Problem
Copy every line of the data exactly, leaving nothing out.
## BEGIN Dataset rows
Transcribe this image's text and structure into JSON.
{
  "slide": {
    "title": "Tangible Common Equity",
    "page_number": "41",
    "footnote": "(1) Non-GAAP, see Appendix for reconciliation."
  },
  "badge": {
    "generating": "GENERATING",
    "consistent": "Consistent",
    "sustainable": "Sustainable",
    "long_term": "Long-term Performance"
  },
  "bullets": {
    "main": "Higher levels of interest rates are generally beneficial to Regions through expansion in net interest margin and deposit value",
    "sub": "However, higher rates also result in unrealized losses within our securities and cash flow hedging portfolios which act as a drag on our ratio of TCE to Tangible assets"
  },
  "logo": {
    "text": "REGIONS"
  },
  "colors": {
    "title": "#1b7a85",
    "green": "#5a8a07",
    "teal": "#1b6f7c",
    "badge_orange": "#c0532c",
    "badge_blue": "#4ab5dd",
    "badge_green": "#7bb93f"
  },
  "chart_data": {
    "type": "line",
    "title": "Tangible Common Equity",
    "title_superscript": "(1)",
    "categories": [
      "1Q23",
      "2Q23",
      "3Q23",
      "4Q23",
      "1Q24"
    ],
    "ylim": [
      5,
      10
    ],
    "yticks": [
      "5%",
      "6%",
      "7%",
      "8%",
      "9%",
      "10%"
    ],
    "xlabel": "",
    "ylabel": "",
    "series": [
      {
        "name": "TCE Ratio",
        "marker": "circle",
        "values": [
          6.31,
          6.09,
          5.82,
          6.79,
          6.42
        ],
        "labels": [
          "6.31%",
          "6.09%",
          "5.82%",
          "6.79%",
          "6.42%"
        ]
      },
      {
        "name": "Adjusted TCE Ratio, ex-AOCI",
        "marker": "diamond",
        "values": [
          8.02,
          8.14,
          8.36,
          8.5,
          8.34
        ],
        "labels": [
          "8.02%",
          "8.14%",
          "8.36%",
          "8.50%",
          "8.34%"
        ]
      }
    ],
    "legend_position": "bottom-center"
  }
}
## END Dataset rows
The result
Transcribe this image's text and structure into JSON.
{
  "slide": {
    "title": "Tangible Common Equity",
    "page_number": "41",
    "footnote": "(1) Non-GAAP, see Appendix for reconciliation."
  },
  "badge": {
    "generating": "GENERATING",
    "consistent": "Consistent",
    "sustainable": "Sustainable",
    "long_term": "Long-term Performance"
  },
  "bullets": {
    "main": "Higher levels of interest rates are generally beneficial to Regions through expansion in net interest margin and deposit value",
    "sub": "However, higher rates also result in unrealized losses within our securities and cash flow hedging portfolios which act as a drag on our ratio of TCE to Tangible assets"
  },
  "logo": {
    "text": "REGIONS"
  },
  "colors": {
    "title": "#1b7a85",
    "green": "#5a8a07",
    "teal": "#1b6f7c",
    "badge_orange": "#c0532c",
    "badge_blue": "#4ab5dd",
    "badge_green": "#7bb93f"
  },
  "chart_data": {
    "type": "line",
    "title": "Tangible Common Equity",
    "title_superscript": "(1)",
    "categories": [
      "1Q23",
      "2Q23",
      "3Q23",
      "4Q23",
      "1Q24"
    ],
    "ylim": [
      5,
      10
    ],
    "yticks": [
      "5%",
      "6%",
      "7%",
      "8%",
      "9%",
      "10%"
    ],
    "xlabel": "",
    "ylabel": "",
    "series": [
      {
        "name": "TCE Ratio",
        "marker": "circle",
        "values": [
          6.31,
          6.09,
          5.82,
          6.79,
          6.42
        ],
        "labels": [
          "6.31%",
          "6.09%",
          "5.82%",
          "6.79%",
          "6.42%"
        ]
      },
      {
        "name": "Adjusted TCE Ratio, ex-AOCI",
        "marker": "diamond",
        "values": [
          8.02,
          8.14,
          8.36,
          8.5,
          8.34
        ],
        "labels": [
          "8.02%",
          "8.14%",
          "8.36%",
          "8.50%",
          "8.34%"
        ]
      }
    ],
    "legend_position": "bottom-center"
  }
}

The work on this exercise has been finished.